[EXERCISE BRIEF] Wherever the string "type" appears in a line, extract that line.

::::

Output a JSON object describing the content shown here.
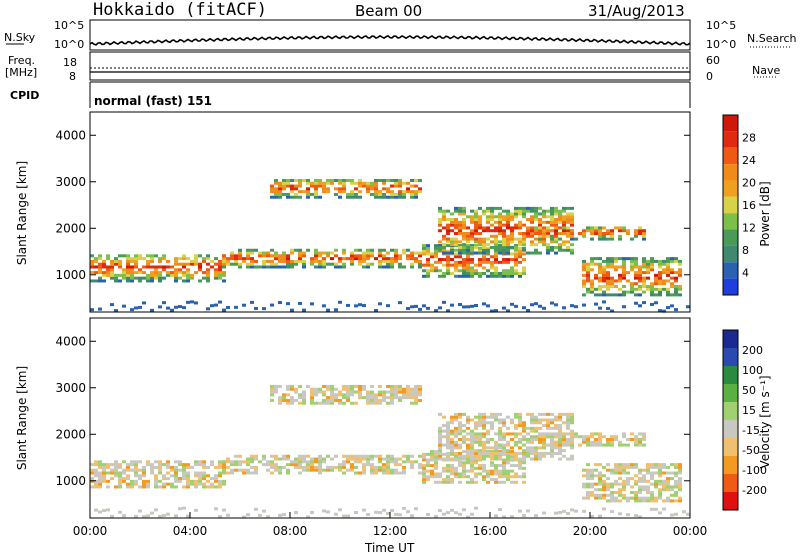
{
  "header": {
    "station": "Hokkaido (fitACF)",
    "beam": "Beam 00",
    "date": "31/Aug/2013"
  },
  "noise_panel": {
    "left_label": "N.Sky",
    "right_label": "N.Search",
    "tick_top": "10^5",
    "tick_bottom": "10^0"
  },
  "freq_panel": {
    "left_label_1": "Freq.",
    "left_label_2": "[MHz]",
    "right_label": "Nave",
    "left_tick_top": "18",
    "left_tick_bottom": "8",
    "right_tick_top": "60",
    "right_tick_bottom": "0"
  },
  "cpid_panel": {
    "label": "CPID",
    "mode": "normal (fast) 151"
  },
  "colors": {
    "power_scale": [
      "#1f3fdc",
      "#2a62b0",
      "#3f8a6e",
      "#4a9a5a",
      "#7cc04a",
      "#d7d24a",
      "#f0a020",
      "#f08a1a",
      "#ee5a16",
      "#e02a10",
      "#d01808"
    ],
    "velocity_scale": [
      "#e01010",
      "#ef5a14",
      "#f39a22",
      "#f0c070",
      "#c8c8c0",
      "#a0d070",
      "#5ab040",
      "#2a8a40",
      "#2a4ab0",
      "#1a2a90"
    ]
  },
  "chart_data": [
    {
      "type": "heatmap",
      "name": "power",
      "ylabel": "Slant Range [km]",
      "ylim": [
        200,
        4500
      ],
      "y_ticks": [
        "1000",
        "2000",
        "3000",
        "4000"
      ],
      "colorbar": {
        "label": "Power [dB]",
        "ticks": [
          "28",
          "24",
          "20",
          "16",
          "12",
          "8",
          "4"
        ]
      }
    },
    {
      "type": "heatmap",
      "name": "velocity",
      "ylabel": "Slant Range [km]",
      "ylim": [
        200,
        4500
      ],
      "y_ticks": [
        "1000",
        "2000",
        "3000",
        "4000"
      ],
      "xlabel": "Time UT",
      "x_ticks": [
        "00:00",
        "04:00",
        "08:00",
        "12:00",
        "16:00",
        "20:00",
        "00:00"
      ],
      "colorbar": {
        "label": "Velocity [m s⁻¹]",
        "ticks": [
          "200",
          "100",
          "50",
          "15",
          "-15",
          "-50",
          "-100",
          "-200"
        ]
      }
    }
  ]
}
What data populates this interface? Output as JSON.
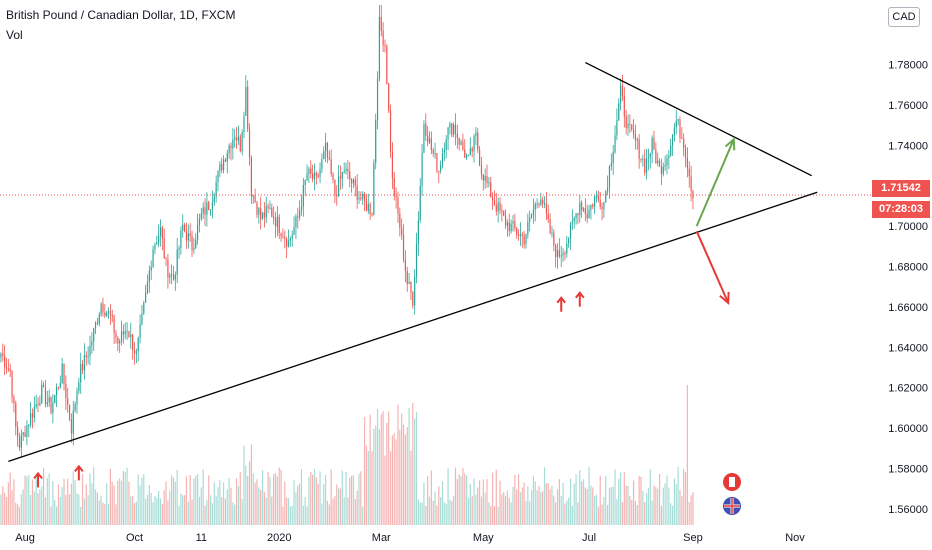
{
  "header": {
    "title": "British Pound / Canadian Dollar, 1D, FXCM",
    "indicator": "Vol",
    "currency_button": "CAD"
  },
  "last_price": "1.71542",
  "countdown": "07:28:03",
  "colors": {
    "up": "#26a69a",
    "down": "#ef5350",
    "vol_up": "#a8dcd6",
    "vol_down": "#f5b3b1",
    "trendline": "#000000",
    "arrow_up": "#6aa84f",
    "arrow_down": "#e53935",
    "marker": "#e53935",
    "price_line": "#ef5350"
  },
  "chart_data": {
    "type": "candlestick",
    "title": "British Pound / Canadian Dollar, 1D, FXCM",
    "yticks": [
      "1.78000",
      "1.76000",
      "1.74000",
      "1.72000",
      "1.70000",
      "1.68000",
      "1.66000",
      "1.64000",
      "1.62000",
      "1.60000",
      "1.58000",
      "1.56000"
    ],
    "yvalues": [
      1.78,
      1.76,
      1.74,
      1.72,
      1.7,
      1.68,
      1.66,
      1.64,
      1.62,
      1.6,
      1.58,
      1.56
    ],
    "ylim": [
      1.552,
      1.812
    ],
    "xticks": [
      "Aug",
      "Oct",
      "11",
      "2020",
      "Mar",
      "May",
      "Jul",
      "Sep",
      "Nov"
    ],
    "xtick_index": [
      13,
      72,
      108,
      150,
      205,
      260,
      317,
      373,
      428
    ],
    "n_bars": 470,
    "price_anchors": [
      [
        0,
        1.637
      ],
      [
        5,
        1.628
      ],
      [
        8,
        1.6
      ],
      [
        10,
        1.592
      ],
      [
        16,
        1.606
      ],
      [
        22,
        1.618
      ],
      [
        27,
        1.61
      ],
      [
        33,
        1.628
      ],
      [
        38,
        1.6
      ],
      [
        42,
        1.626
      ],
      [
        48,
        1.64
      ],
      [
        54,
        1.662
      ],
      [
        59,
        1.655
      ],
      [
        63,
        1.642
      ],
      [
        68,
        1.65
      ],
      [
        73,
        1.636
      ],
      [
        78,
        1.665
      ],
      [
        82,
        1.69
      ],
      [
        86,
        1.698
      ],
      [
        89,
        1.68
      ],
      [
        93,
        1.674
      ],
      [
        98,
        1.7
      ],
      [
        103,
        1.69
      ],
      [
        108,
        1.705
      ],
      [
        113,
        1.712
      ],
      [
        118,
        1.728
      ],
      [
        122,
        1.738
      ],
      [
        126,
        1.746
      ],
      [
        129,
        1.74
      ],
      [
        132,
        1.768
      ],
      [
        135,
        1.718
      ],
      [
        140,
        1.704
      ],
      [
        145,
        1.708
      ],
      [
        150,
        1.7
      ],
      [
        155,
        1.692
      ],
      [
        160,
        1.704
      ],
      [
        165,
        1.726
      ],
      [
        170,
        1.722
      ],
      [
        175,
        1.738
      ],
      [
        180,
        1.716
      ],
      [
        185,
        1.728
      ],
      [
        190,
        1.72
      ],
      [
        195,
        1.712
      ],
      [
        200,
        1.708
      ],
      [
        204,
        1.8
      ],
      [
        207,
        1.79
      ],
      [
        211,
        1.722
      ],
      [
        215,
        1.7
      ],
      [
        219,
        1.672
      ],
      [
        222,
        1.664
      ],
      [
        225,
        1.705
      ],
      [
        228,
        1.752
      ],
      [
        232,
        1.738
      ],
      [
        236,
        1.728
      ],
      [
        240,
        1.746
      ],
      [
        244,
        1.75
      ],
      [
        248,
        1.74
      ],
      [
        252,
        1.732
      ],
      [
        256,
        1.744
      ],
      [
        259,
        1.728
      ],
      [
        263,
        1.718
      ],
      [
        267,
        1.71
      ],
      [
        272,
        1.702
      ],
      [
        277,
        1.698
      ],
      [
        282,
        1.694
      ],
      [
        287,
        1.708
      ],
      [
        291,
        1.716
      ],
      [
        295,
        1.7
      ],
      [
        300,
        1.685
      ],
      [
        304,
        1.69
      ],
      [
        308,
        1.7
      ],
      [
        312,
        1.712
      ],
      [
        316,
        1.706
      ],
      [
        320,
        1.714
      ],
      [
        325,
        1.712
      ],
      [
        330,
        1.74
      ],
      [
        334,
        1.766
      ],
      [
        338,
        1.748
      ],
      [
        342,
        1.742
      ],
      [
        347,
        1.73
      ],
      [
        351,
        1.74
      ],
      [
        355,
        1.728
      ],
      [
        359,
        1.735
      ],
      [
        364,
        1.752
      ],
      [
        368,
        1.742
      ],
      [
        371,
        1.726
      ],
      [
        373,
        1.715
      ]
    ],
    "trendlines": [
      {
        "from_index": 4,
        "from_price": 1.5835,
        "to_index": 440,
        "to_price": 1.7168
      },
      {
        "from_index": 315,
        "from_price": 1.781,
        "to_index": 437,
        "to_price": 1.725
      }
    ],
    "arrows": [
      {
        "kind": "up",
        "from_index": 375,
        "from_price": 1.7,
        "to_index": 395,
        "to_price": 1.743
      },
      {
        "kind": "down",
        "from_index": 375,
        "from_price": 1.6975,
        "to_index": 392,
        "to_price": 1.662
      }
    ],
    "markers_index": [
      20,
      42,
      302,
      312
    ],
    "markers_price": [
      1.5815,
      1.585,
      1.6685,
      1.671
    ]
  }
}
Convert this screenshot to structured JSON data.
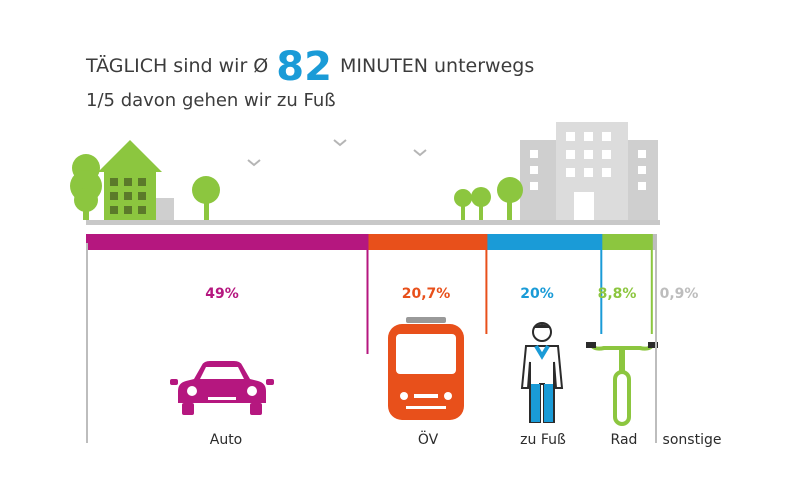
{
  "header": {
    "title_pre": "TÄGLICH sind wir Ø",
    "title_number": "82",
    "title_post": "MINUTEN unterwegs",
    "subtitle": "1/5 davon gehen wir zu Fuß"
  },
  "chart_data": {
    "type": "bar",
    "orientation": "stacked-horizontal",
    "categories": [
      "Auto",
      "ÖV",
      "zu Fuß",
      "Rad",
      "sonstige"
    ],
    "values": [
      49,
      20.7,
      20,
      8.8,
      0.9
    ],
    "value_labels": [
      "49%",
      "20,7%",
      "20%",
      "8,8%",
      "0,9%"
    ],
    "colors": [
      "#b5177f",
      "#e8501b",
      "#1a9bd7",
      "#8cc63f",
      "#bdbdbd"
    ],
    "unit": "%",
    "title": "",
    "xlabel": "",
    "ylabel": ""
  }
}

::::

[IN RESPONSE]
      "type": "heatmap",
      "type": "heatmap",
    "type": "candlestick",
    "type": "bar",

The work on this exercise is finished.